## What you will do
Repeat each line of the records below verbatim, leaving out the pictures.

Part of a data file
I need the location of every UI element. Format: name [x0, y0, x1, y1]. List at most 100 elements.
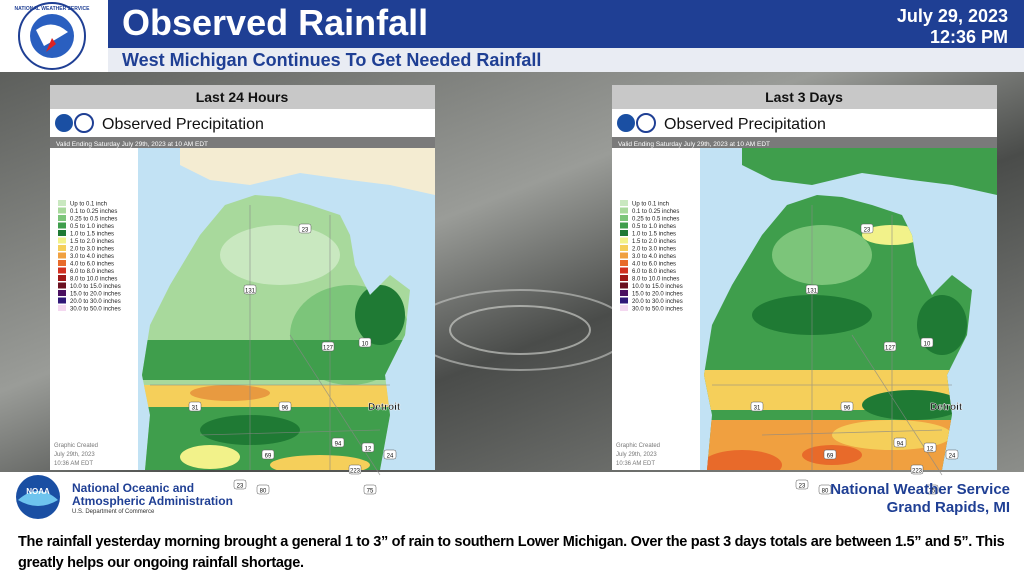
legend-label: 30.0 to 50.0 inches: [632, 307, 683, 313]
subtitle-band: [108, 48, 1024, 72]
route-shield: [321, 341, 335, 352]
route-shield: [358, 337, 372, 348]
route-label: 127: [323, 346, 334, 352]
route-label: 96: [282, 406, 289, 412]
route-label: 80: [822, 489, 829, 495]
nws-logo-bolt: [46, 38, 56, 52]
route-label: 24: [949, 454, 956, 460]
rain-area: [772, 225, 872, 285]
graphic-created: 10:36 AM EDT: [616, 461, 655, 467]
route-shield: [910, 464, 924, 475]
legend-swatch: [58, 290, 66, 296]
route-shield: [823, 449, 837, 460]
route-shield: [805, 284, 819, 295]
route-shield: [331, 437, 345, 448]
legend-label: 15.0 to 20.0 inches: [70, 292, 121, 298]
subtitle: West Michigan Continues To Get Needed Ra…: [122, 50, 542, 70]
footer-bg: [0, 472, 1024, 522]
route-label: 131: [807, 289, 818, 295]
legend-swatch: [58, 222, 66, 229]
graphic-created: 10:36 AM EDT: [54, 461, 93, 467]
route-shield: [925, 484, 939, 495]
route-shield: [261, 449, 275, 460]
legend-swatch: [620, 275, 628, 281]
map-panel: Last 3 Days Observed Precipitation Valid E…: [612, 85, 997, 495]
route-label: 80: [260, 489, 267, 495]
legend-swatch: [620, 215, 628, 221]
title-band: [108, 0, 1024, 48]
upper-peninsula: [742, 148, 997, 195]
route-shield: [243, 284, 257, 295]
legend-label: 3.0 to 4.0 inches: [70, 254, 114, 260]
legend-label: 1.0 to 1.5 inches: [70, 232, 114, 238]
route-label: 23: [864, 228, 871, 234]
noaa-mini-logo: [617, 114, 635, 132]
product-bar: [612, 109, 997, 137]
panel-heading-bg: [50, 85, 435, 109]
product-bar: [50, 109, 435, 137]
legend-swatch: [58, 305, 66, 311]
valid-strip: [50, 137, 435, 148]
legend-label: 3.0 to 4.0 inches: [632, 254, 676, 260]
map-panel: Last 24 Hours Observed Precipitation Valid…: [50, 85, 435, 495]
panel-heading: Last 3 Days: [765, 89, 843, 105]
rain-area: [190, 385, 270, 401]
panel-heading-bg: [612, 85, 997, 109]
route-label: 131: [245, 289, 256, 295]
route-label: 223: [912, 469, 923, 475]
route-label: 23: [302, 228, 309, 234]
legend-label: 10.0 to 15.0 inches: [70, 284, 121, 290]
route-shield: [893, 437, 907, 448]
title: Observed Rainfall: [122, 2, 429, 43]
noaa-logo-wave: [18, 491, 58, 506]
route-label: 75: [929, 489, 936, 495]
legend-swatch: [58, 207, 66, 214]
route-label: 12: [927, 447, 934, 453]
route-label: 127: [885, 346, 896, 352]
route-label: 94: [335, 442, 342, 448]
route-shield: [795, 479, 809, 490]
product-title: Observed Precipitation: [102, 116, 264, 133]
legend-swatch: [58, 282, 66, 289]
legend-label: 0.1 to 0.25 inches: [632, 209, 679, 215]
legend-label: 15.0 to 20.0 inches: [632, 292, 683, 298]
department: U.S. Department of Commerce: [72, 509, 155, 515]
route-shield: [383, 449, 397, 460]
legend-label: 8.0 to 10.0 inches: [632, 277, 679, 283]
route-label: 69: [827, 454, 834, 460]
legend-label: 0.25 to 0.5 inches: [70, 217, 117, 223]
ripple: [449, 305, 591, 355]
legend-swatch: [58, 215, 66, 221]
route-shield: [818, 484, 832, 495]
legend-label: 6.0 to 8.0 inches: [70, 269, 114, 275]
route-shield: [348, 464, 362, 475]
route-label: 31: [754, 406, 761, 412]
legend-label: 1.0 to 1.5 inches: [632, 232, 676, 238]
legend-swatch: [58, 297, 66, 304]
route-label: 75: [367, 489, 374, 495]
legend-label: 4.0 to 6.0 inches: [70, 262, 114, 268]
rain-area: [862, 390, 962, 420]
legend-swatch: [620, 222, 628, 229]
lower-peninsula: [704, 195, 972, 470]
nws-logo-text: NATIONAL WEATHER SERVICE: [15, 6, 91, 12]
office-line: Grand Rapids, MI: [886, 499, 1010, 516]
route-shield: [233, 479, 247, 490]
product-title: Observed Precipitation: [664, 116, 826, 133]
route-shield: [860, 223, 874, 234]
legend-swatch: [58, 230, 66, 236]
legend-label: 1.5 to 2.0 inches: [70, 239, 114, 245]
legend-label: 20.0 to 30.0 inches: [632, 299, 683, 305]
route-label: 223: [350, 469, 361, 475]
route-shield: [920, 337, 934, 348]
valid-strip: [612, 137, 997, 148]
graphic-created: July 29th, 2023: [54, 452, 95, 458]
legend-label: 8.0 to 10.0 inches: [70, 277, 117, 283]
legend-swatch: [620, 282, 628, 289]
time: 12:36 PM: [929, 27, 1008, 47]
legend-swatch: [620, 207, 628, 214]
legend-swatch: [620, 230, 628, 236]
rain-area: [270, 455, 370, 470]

## Task output
I need the location of every UI element. Format: name [x0, y0, x1, y1]. List at most 100 elements.
legend-label: 30.0 to 50.0 inches: [632, 307, 683, 313]
subtitle-band: [108, 48, 1024, 72]
route-shield: [321, 341, 335, 352]
route-shield: [358, 337, 372, 348]
route-label: 127: [323, 346, 334, 352]
route-label: 96: [282, 406, 289, 412]
route-label: 80: [822, 489, 829, 495]
nws-logo-bolt: [46, 38, 56, 52]
route-label: 24: [949, 454, 956, 460]
rain-area: [772, 225, 872, 285]
graphic-created: 10:36 AM EDT: [616, 461, 655, 467]
route-shield: [910, 464, 924, 475]
legend-swatch: [58, 290, 66, 296]
route-shield: [823, 449, 837, 460]
route-shield: [805, 284, 819, 295]
route-shield: [331, 437, 345, 448]
legend-label: 15.0 to 20.0 inches: [70, 292, 121, 298]
subtitle: West Michigan Continues To Get Needed Ra…: [122, 50, 542, 70]
footer-bg: [0, 472, 1024, 522]
route-label: 131: [807, 289, 818, 295]
legend-swatch: [58, 222, 66, 229]
graphic-created: 10:36 AM EDT: [54, 461, 93, 467]
route-shield: [925, 484, 939, 495]
route-shield: [261, 449, 275, 460]
legend-swatch: [620, 275, 628, 281]
map-panel: Last 3 Days Observed Precipitation Valid E…: [612, 85, 997, 495]
route-label: 80: [260, 489, 267, 495]
legend-swatch: [620, 215, 628, 221]
title-band: [108, 0, 1024, 48]
upper-peninsula: [742, 148, 997, 195]
route-shield: [243, 284, 257, 295]
legend-label: 3.0 to 4.0 inches: [70, 254, 114, 260]
legend-label: 1.0 to 1.5 inches: [70, 232, 114, 238]
route-label: 23: [864, 228, 871, 234]
noaa-mini-logo: [617, 114, 635, 132]
product-bar: [612, 109, 997, 137]
panel-heading-bg: [50, 85, 435, 109]
product-bar: [50, 109, 435, 137]
legend-swatch: [58, 305, 66, 311]
valid-strip: [50, 137, 435, 148]
legend-label: 3.0 to 4.0 inches: [632, 254, 676, 260]
map-panel: Last 24 Hours Observed Precipitation Valid…: [50, 85, 435, 495]
panel-heading: Last 3 Days: [765, 89, 843, 105]
rain-area: [190, 385, 270, 401]
panel-heading-bg: [612, 85, 997, 109]
route-label: 131: [245, 289, 256, 295]
route-label: 223: [912, 469, 923, 475]
route-label: 23: [302, 228, 309, 234]
legend-label: 10.0 to 15.0 inches: [70, 284, 121, 290]
route-shield: [893, 437, 907, 448]
title: Observed Rainfall: [122, 2, 429, 43]
noaa-logo-wave: [18, 491, 58, 506]
route-label: 75: [929, 489, 936, 495]
legend-swatch: [58, 207, 66, 214]
route-label: 12: [927, 447, 934, 453]
route-label: 127: [885, 346, 896, 352]
route-label: 94: [335, 442, 342, 448]
route-shield: [795, 479, 809, 490]
product-title: Observed Precipitation: [102, 116, 264, 133]
legend-swatch: [58, 282, 66, 289]
legend-label: 0.1 to 0.25 inches: [632, 209, 679, 215]
legend-label: 15.0 to 20.0 inches: [632, 292, 683, 298]
department: U.S. Department of Commerce: [72, 509, 155, 515]
route-shield: [383, 449, 397, 460]
legend-label: 8.0 to 10.0 inches: [632, 277, 679, 283]
route-label: 69: [827, 454, 834, 460]
legend-label: 0.25 to 0.5 inches: [70, 217, 117, 223]
ripple: [449, 305, 591, 355]
legend-swatch: [58, 215, 66, 221]
route-shield: [818, 484, 832, 495]
legend-label: 6.0 to 8.0 inches: [70, 269, 114, 275]
route-shield: [348, 464, 362, 475]
route-label: 31: [754, 406, 761, 412]
legend-label: 1.0 to 1.5 inches: [632, 232, 676, 238]
legend-swatch: [58, 297, 66, 304]
route-label: 75: [367, 489, 374, 495]
legend-label: 4.0 to 6.0 inches: [70, 262, 114, 268]
rain-area: [862, 390, 962, 420]
legend-swatch: [620, 222, 628, 229]
lower-peninsula: [704, 195, 972, 470]
nws-logo-text: NATIONAL WEATHER SERVICE: [15, 6, 91, 12]
office-line: Grand Rapids, MI: [886, 499, 1010, 516]
route-shield: [233, 479, 247, 490]
product-title: Observed Precipitation: [664, 116, 826, 133]
route-shield: [860, 223, 874, 234]
legend-swatch: [58, 230, 66, 236]
legend-label: 1.5 to 2.0 inches: [70, 239, 114, 245]
legend-label: 20.0 to 30.0 inches: [632, 299, 683, 305]
route-label: 223: [350, 469, 361, 475]
route-shield: [920, 337, 934, 348]
valid-strip: [612, 137, 997, 148]
graphic-created: July 29th, 2023: [54, 452, 95, 458]
legend-label: 8.0 to 10.0 inches: [70, 277, 117, 283]
legend-swatch: [620, 282, 628, 289]
time: 12:36 PM: [929, 27, 1008, 47]
legend-swatch: [620, 207, 628, 214]
legend-swatch: [620, 230, 628, 236]
rain-area: [270, 455, 370, 470]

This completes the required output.